--- Start Selected text ---
For now, use MSE / Reconstruction error instead of loss function from the paper.


Optimize by sampling multiple ($M$) diffusion trajectories, thereby enabling training both the diffusion ordering network $q_ϕ(σ|G_0)$ and the denoising network
$p_θ(Gt|G_t+1)$ using gradient descent.

Create M trajectories (sequence of graphs) for each training graph. Where node decay order is sampled from $q_ϕ(σ|G_0)$ (or random, initially).

Train denoising network to minimize the negative VLB using SGD.

Diffusion ordering network can be updated with common RL optimization methods, e.g., the REINFORCE algorithm. Creating M trajectories and computing the negative VLB to obtain rewards, and then updating the parameters of the diffusion ordering network using the REINFORCE algorithm.

In [89]:
# train denoising diffusion model
# use node decay ordering

# use wandb to log the model
import wandb

for num_layers in range(0, 200, 10):

    dn = DenoisingNetwork(
        node_feature_dim=dataset.num_features,
        num_node_types=dataset.num_classes+1,
        num_edge_types=3,
        num_layers=num_layers,
        out_channels=1
    )
--- End Selected text ---
--- Start Material provided ---
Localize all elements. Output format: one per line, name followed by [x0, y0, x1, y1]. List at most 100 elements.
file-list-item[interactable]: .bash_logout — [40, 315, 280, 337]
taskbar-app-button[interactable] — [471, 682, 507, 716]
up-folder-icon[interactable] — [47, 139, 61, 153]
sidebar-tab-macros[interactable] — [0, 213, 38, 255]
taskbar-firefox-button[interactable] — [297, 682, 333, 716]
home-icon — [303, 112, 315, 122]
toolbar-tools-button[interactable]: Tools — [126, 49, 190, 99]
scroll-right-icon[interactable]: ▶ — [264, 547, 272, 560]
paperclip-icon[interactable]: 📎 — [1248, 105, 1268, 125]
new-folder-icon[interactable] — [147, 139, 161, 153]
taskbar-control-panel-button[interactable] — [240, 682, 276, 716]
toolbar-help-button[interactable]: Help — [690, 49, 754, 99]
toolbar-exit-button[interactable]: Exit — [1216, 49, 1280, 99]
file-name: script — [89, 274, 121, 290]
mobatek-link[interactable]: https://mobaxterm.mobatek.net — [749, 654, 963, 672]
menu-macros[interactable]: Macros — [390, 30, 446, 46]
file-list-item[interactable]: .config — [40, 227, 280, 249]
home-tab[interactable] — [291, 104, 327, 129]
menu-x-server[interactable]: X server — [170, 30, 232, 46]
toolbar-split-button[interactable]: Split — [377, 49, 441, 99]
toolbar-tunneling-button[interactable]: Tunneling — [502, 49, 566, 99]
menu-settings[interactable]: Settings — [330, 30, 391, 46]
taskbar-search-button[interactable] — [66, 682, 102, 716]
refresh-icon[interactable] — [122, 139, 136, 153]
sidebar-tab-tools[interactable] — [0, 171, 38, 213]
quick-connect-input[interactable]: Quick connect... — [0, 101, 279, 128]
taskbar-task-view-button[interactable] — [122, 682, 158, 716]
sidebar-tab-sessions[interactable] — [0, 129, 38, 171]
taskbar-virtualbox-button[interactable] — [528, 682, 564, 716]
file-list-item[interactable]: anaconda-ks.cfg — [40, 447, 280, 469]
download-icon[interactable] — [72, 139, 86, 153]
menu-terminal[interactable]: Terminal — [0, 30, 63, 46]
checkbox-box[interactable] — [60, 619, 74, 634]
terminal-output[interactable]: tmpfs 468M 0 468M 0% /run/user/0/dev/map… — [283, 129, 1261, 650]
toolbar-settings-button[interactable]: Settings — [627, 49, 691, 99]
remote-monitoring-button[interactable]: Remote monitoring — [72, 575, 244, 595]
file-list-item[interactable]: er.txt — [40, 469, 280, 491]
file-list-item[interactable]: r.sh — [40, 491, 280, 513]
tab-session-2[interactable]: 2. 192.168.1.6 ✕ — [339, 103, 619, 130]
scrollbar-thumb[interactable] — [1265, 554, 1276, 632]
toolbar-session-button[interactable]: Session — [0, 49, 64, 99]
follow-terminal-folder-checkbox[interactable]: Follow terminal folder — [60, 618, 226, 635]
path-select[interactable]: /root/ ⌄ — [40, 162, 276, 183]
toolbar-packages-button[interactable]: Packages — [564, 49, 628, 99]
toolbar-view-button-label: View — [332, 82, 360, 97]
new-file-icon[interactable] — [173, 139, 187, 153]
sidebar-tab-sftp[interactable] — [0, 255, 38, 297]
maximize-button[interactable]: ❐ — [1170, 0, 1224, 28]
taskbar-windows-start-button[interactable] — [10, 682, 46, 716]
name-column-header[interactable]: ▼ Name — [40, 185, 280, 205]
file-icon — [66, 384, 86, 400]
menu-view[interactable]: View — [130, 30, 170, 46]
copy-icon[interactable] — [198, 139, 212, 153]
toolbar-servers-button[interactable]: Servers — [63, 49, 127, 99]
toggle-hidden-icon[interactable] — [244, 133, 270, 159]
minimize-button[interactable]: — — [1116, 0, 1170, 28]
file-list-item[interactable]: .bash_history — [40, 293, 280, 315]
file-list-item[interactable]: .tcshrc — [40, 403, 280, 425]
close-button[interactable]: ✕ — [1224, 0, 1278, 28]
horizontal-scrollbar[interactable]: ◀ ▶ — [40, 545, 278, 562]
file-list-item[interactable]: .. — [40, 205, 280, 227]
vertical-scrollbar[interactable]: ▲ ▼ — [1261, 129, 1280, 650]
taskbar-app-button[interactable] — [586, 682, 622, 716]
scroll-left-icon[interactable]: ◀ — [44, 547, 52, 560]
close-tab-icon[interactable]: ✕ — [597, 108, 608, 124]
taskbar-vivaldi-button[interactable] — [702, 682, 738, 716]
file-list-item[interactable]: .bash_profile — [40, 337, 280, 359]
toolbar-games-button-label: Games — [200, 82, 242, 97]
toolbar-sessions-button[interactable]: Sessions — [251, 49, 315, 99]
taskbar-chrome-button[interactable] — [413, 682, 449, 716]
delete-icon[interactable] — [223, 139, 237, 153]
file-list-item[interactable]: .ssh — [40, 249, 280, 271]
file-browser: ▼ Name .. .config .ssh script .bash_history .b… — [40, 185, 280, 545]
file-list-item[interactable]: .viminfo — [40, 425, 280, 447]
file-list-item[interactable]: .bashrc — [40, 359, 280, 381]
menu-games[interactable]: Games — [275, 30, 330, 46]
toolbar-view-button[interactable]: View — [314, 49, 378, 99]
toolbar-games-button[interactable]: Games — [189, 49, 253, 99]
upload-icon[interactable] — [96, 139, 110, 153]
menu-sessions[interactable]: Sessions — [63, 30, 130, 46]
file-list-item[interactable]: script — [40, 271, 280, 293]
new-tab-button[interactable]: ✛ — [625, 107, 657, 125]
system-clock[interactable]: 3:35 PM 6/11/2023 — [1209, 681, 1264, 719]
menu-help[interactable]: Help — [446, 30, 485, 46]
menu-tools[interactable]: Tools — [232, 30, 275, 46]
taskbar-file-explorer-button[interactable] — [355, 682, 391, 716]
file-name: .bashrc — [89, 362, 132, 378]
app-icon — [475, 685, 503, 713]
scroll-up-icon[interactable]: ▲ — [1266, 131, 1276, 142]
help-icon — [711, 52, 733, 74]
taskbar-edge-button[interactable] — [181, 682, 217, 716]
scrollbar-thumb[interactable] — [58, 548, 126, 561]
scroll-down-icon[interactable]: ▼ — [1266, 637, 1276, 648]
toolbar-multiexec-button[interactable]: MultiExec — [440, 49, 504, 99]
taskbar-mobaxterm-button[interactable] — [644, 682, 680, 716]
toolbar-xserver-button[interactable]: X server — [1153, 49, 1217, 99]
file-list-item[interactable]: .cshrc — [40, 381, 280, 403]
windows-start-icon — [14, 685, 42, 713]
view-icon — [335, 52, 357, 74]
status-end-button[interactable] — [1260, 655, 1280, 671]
--- End Material provided ---
Objectives:
[1] Do these statements agree with the diffusion training notes above? Answer each with yes or no and quote the words of the notes that decide it.
(a) The diffusion ordering network can be updated with the REINFORCE algorithm.
(b) The denoising network is trained to maximize the negative VLB.
(c) The node decay order is always chosen at random.
[2] Can you proceed with the graph diffusion training notes, picking up after their last line?

Exercise results:
[1]
(a) Yes: "Diffusion ordering network can be updated with common RL optimization methods, e.g., the REINFORCE algorithm."
(b) No: "Train denoising network to minimize the negative VLB using SGD."
(c) No: "Where node decay order is sampled from $q_ϕ(σ|G_0)$ (or random, initially)."

[2]
    wandb.init(
            project="ARGD",
            group=f"v0.10_{num_layers}_layers",
            name=f"overfit_sample_right_mse_zerograd",
            # track hyperparameters and run metadata
            config={
                "policy": "train",
                "n_epochs": 10000,
                "batch_size": 1,
            }
        )

    optimizer = torch.optim.Adam(dn.parameters(), lr=0.0001)
    loss_fcn = torch.nn.MSELoss() # TODO use appropriate loss function (possibly NLLLoss)
    # require grad for model
    dn.train()

    M = 10 # number of diffusion trajectories to be created for each graph


    with tqdm(range(50)) as pbar:
        for batch in pbar:
            graph = dataset[batch]
            # print(f"Generating trajectories for graph")
            # node decay ordering, accoding to node_decay_ordering
            original_data = graph.clone()
            diffusion_trajectories = []
            for m in range(M):
                node_order = node_decay_ordering(graph)
                node_order = list(range(graph.x.shape[0]))
                # create diffusion trajectory
                diffusion_trajectory = [original_data]
                masked_data = graph.clone()
                for node in node_order:
                    masked_data = masked_data.clone()
                    
                    masked_data = mask_node(masked_data, node)
                    diffusion_trajectory.append(masked_data)

                diffusion_trajectories.append(diffusion_trajectory)
            
            # predictions & loss
            for diffusion_trajectory in diffusion_trajectories:
                G_0 = diffusion_trajectory[0]
                optimizer.zero_grad()
                for t in range(1, len(diffusion_trajectory)-1):
                    G_t = diffusion_trajectory[t]
                    # transform to float
                    G_t.x = G_t.x.float()
                    G_t.edge_index = G_t.edge_index.float()

                    G_tplus1 = diffusion_trajectory[t+1].clone()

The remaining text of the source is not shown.